# Rows

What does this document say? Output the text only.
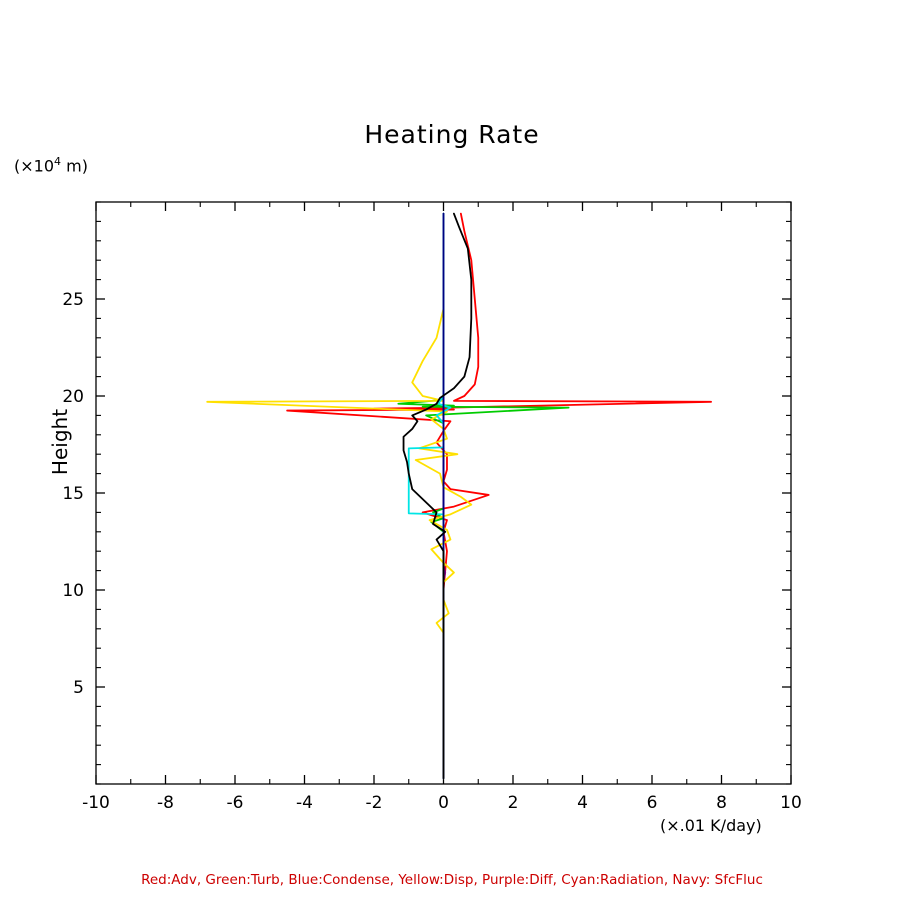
Heating Rate
($\times 10^4$ m)
Height
(×.01 K/day)
-10	-8	-6	-4	-2	0	2	4	6	8	10
5
10
15
20
25
Red:Adv, Green:Turb, Blue:Condense, Yellow:Disp, Purple:Diff, Cyan:Radiation, Navy: SfcFluc
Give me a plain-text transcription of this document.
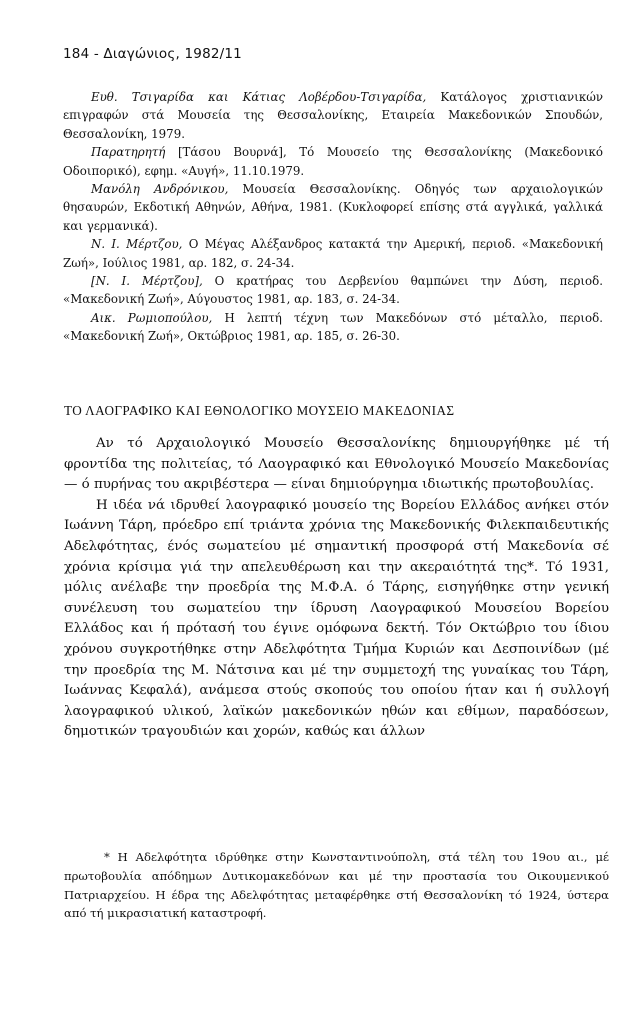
184 - Διαγώνιος, 1982/11

Ευθ. Τσιγαρίδα και Κάτιας Λοβέρδου-Τσιγαρίδα, Κατάλογος χριστιανικών επιγραφών στά Μουσεία της Θεσσαλονίκης, Εταιρεία Μακεδονικών Σπουδών, Θεσσαλονίκη, 1979.

Παρατηρητή [Τάσου Βουρνά], Τό Μουσείο της Θεσσαλονίκης (Μακεδονικό Οδοιπορικό), εφημ. «Αυγή», 11.10.1979.

Μανόλη Ανδρόνικου, Μουσεία Θεσσαλονίκης. Οδηγός των αρχαιολογικών θησαυρών, Εκδοτική Αθηνών, Αθήνα, 1981. (Κυκλοφορεί επίσης στά αγγλικά, γαλλικά και γερμανικά).

Ν. Ι. Μέρτζου, Ο Μέγας Αλέξανδρος κατακτά την Αμερική, περιοδ. «Μακεδονική Ζωή», Ιούλιος 1981, αρ. 182, σ. 24-34.

[Ν. Ι. Μέρτζου], Ο κρατήρας του Δερβενίου θαμπώνει την Δύση, περιοδ. «Μακεδονική Ζωή», Αύγουστος 1981, αρ. 183, σ. 24-34.

Αικ. Ρωμιοπούλου, Η λεπτή τέχνη των Μακεδόνων στό μέταλλο, περιοδ. «Μακεδονική Ζωή», Οκτώβριος 1981, αρ. 185, σ. 26-30.

ΤΟ ΛΑΟΓΡΑΦΙΚΟ ΚΑΙ ΕΘΝΟΛΟΓΙΚΟ ΜΟΥΣΕΙΟ ΜΑΚΕΔΟΝΙΑΣ

Αν τό Αρχαιολογικό Μουσείο Θεσσαλονίκης δημιουργήθηκε μέ τή φροντίδα της πολιτείας, τό Λαογραφικό και Εθνολογικό Μουσείο Μακεδονίας — ό πυρήνας του ακριβέστερα — είναι δημιούργημα ιδιωτικής πρωτοβουλίας.

Η ιδέα νά ιδρυθεί λαογραφικό μουσείο της Βορείου Ελλάδος ανήκει στόν Ιωάννη Τάρη, πρόεδρο επί τριάντα χρόνια της Μακεδονικής Φιλεκπαιδευτικής Αδελφότητας, ένός σωματείου μέ σημαντική προσφορά στή Μακεδονία σέ χρόνια κρίσιμα γιά την απελευθέρωση και την ακεραιότητά της*. Τό 1931, μόλις ανέλαβε την προεδρία της Μ.Φ.Α. ό Τάρης, εισηγήθηκε στην γενική συνέλευση του σωματείου την ίδρυση Λαογραφικού Μουσείου Βορείου Ελλάδος και ή πρότασή του έγινε ομόφωνα δεκτή. Τόν Οκτώβριο του ίδιου χρόνου συγκροτήθηκε στην Αδελφότητα Τμήμα Κυριών και Δεσποινίδων (μέ την προεδρία της Μ. Νάτσινα και μέ την συμμετοχή της γυναίκας του Τάρη, Ιωάννας Κεφαλά), ανάμεσα στούς σκοπούς του οποίου ήταν και ή συλλογή λαογραφικού υλικού, λαϊκών μακεδονικών ηθών και εθίμων, παραδόσεων, δημοτικών τραγουδιών και χορών, καθώς και άλλων

* Η Αδελφότητα ιδρύθηκε στην Κωνσταντινούπολη, στά τέλη του 19ου αι., μέ πρωτοβουλία απόδημων Δυτικομακεδόνων και μέ την προστασία του Οικουμενικού Πατριαρχείου. Η έδρα της Αδελφότητας μεταφέρθηκε στή Θεσσαλονίκη τό 1924, ύστερα από τή μικρασιατική καταστροφή.
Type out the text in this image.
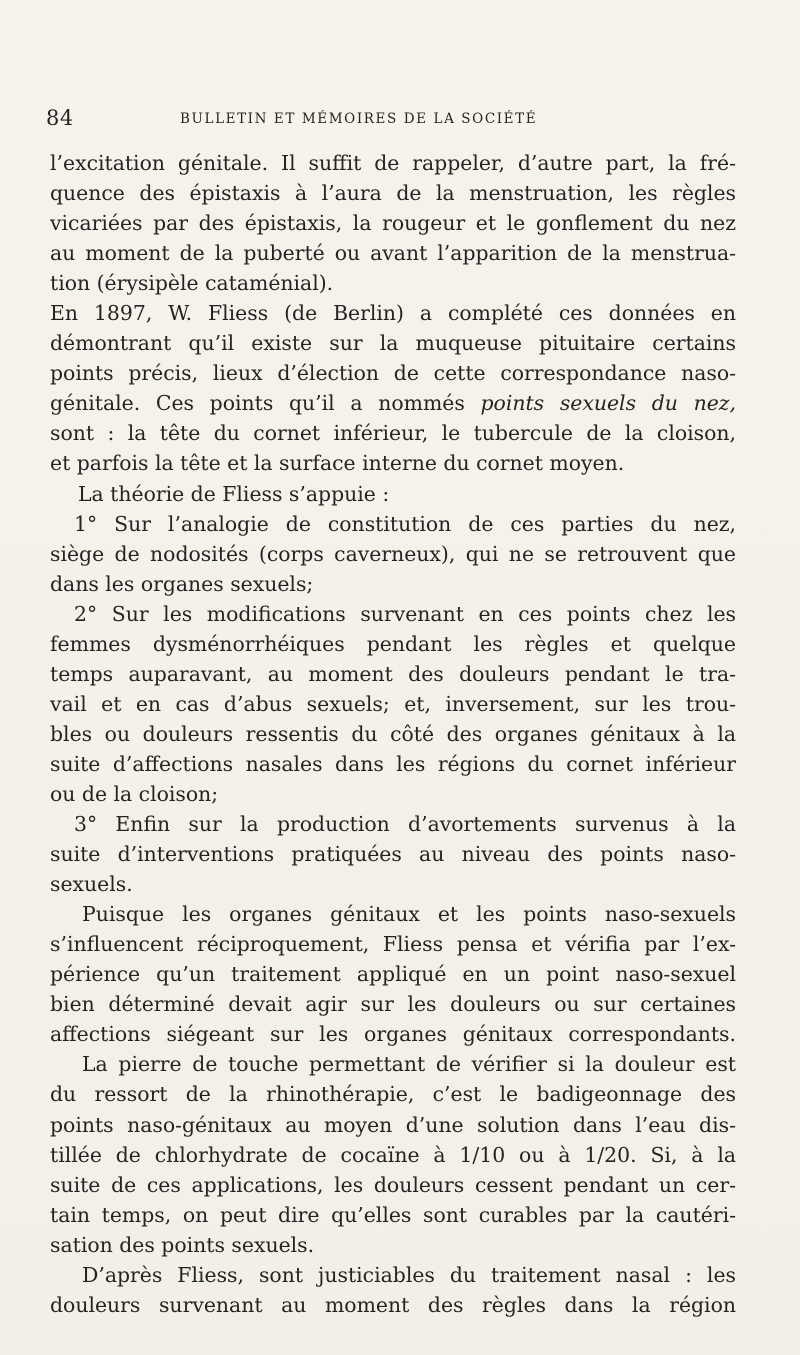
84	BULLETIN ET MÉMOIRES DE LA SOCIÉTÉ
l’excitation génitale. Il suffit de rappeler, d’autre part, la fré-
quence des épistaxis à l’aura de la menstruation, les règles
vicariées par des épistaxis, la rougeur et le gonflement du nez
au moment de la puberté ou avant l’apparition de la menstrua-
tion (érysipèle cataménial).
En 1897, W. Fliess (de Berlin) a complété ces données en
démontrant qu’il existe sur la muqueuse pituitaire certains
points précis, lieux d’élection de cette correspondance naso-
génitale. Ces points qu’il a nommés points sexuels du nez,
sont : la tête du cornet inférieur, le tubercule de la cloison,
et parfois la tête et la surface interne du cornet moyen.
La théorie de Fliess s’appuie :
1° Sur l’analogie de constitution de ces parties du nez,
siège de nodosités (corps caverneux), qui ne se retrouvent que
dans les organes sexuels;
2° Sur les modifications survenant en ces points chez les
femmes dysménorrhéiques pendant les règles et quelque
temps auparavant, au moment des douleurs pendant le tra-
vail et en cas d’abus sexuels; et, inversement, sur les trou-
bles ou douleurs ressentis du côté des organes génitaux à la
suite d’affections nasales dans les régions du cornet inférieur
ou de la cloison;
3° Enfin sur la production d’avortements survenus à la
suite d’interventions pratiquées au niveau des points naso-
sexuels.
Puisque les organes génitaux et les points naso-sexuels
s’influencent réciproquement, Fliess pensa et vérifia par l’ex-
périence qu’un traitement appliqué en un point naso-sexuel
bien déterminé devait agir sur les douleurs ou sur certaines
affections siégeant sur les organes génitaux correspondants.
La pierre de touche permettant de vérifier si la douleur est
du ressort de la rhinothérapie, c’est le badigeonnage des
points naso-génitaux au moyen d’une solution dans l’eau dis-
tillée de chlorhydrate de cocaïne à 1/10 ou à 1/20. Si, à la
suite de ces applications, les douleurs cessent pendant un cer-
tain temps, on peut dire qu’elles sont curables par la cautéri-
sation des points sexuels.
D’après Fliess, sont justiciables du traitement nasal : les
douleurs survenant au moment des règles dans la région
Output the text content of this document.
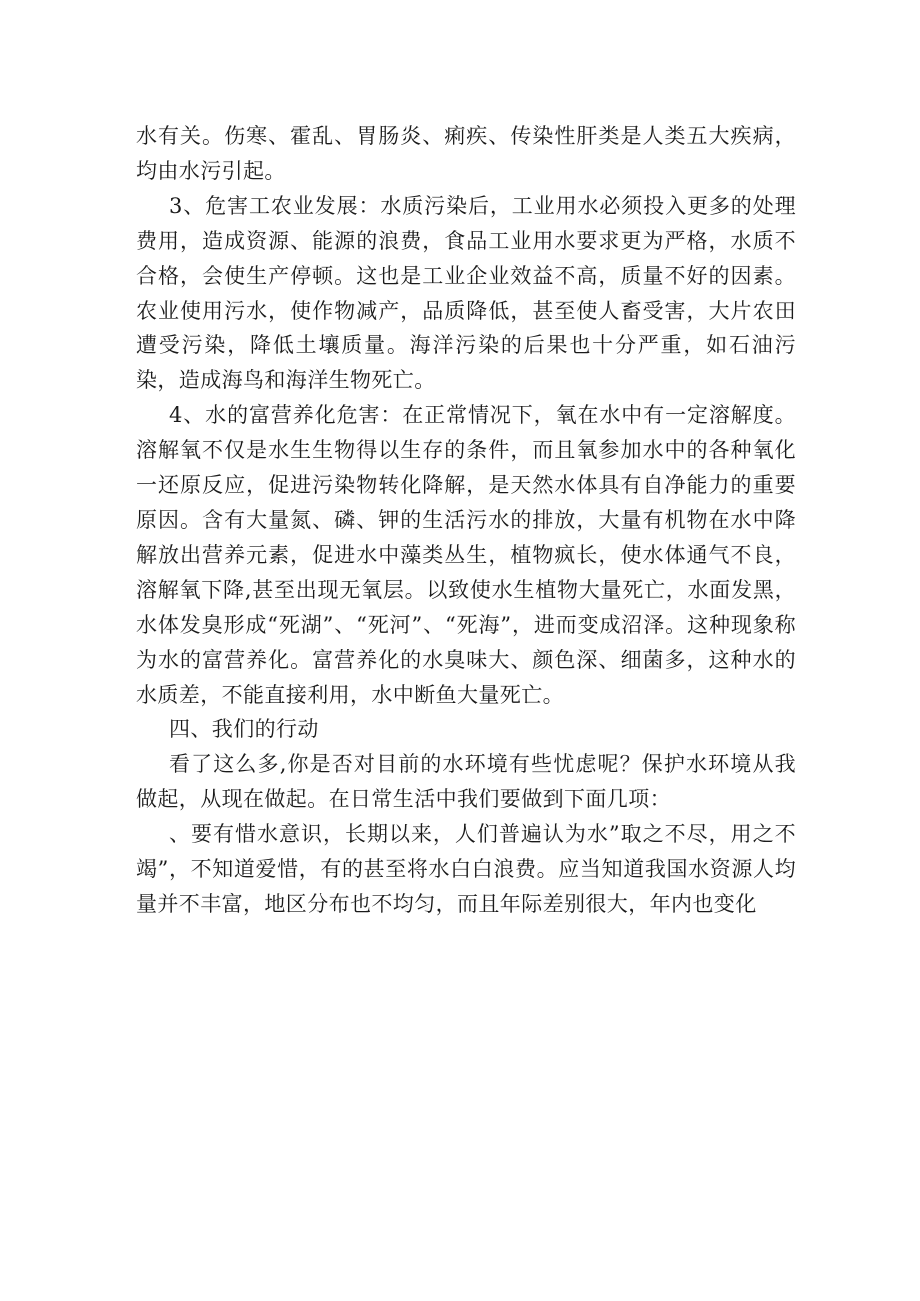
水有关。伤寒、霍乱、胃肠炎、痢疾、传染性肝类是人类五大疾病，均由水污引起。

3、危害工农业发展：水质污染后，工业用水必须投入更多的处理费用，造成资源、能源的浪费，食品工业用水要求更为严格，水质不合格，会使生产停顿。这也是工业企业效益不高，质量不好的因素。农业使用污水，使作物减产，品质降低，甚至使人畜受害，大片农田遭受污染，降低土壤质量。海洋污染的后果也十分严重，如石油污染，造成海鸟和海洋生物死亡。

4、水的富营养化危害：在正常情况下，氧在水中有一定溶解度。溶解氧不仅是水生生物得以生存的条件，而且氧参加水中的各种氧化一还原反应，促进污染物转化降解，是天然水体具有自净能力的重要原因。含有大量氮、磷、钾的生活污水的排放，大量有机物在水中降解放出营养元素，促进水中藻类丛生，植物疯长，使水体通气不良，溶解氧下降,甚至出现无氧层。以致使水生植物大量死亡，水面发黑，水体发臭形成“死湖”、“死河”、“死海”，进而变成沼泽。这种现象称为水的富营养化。富营养化的水臭味大、颜色深、细菌多，这种水的水质差，不能直接利用，水中断鱼大量死亡。

四、我们的行动

看了这么多,你是否对目前的水环境有些忧虑呢？保护水环境从我做起，从现在做起。在日常生活中我们要做到下面几项：

、要有惜水意识，长期以来，人们普遍认为水”取之不尽，用之不竭”，不知道爱惜，有的甚至将水白白浪费。应当知道我国水资源人均量并不丰富，地区分布也不均匀，而且年际差别很大，年内也变化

# Challenge
Of the lines in this listing, report how many contain the string "περιοδ", and give the number only.

# Response
3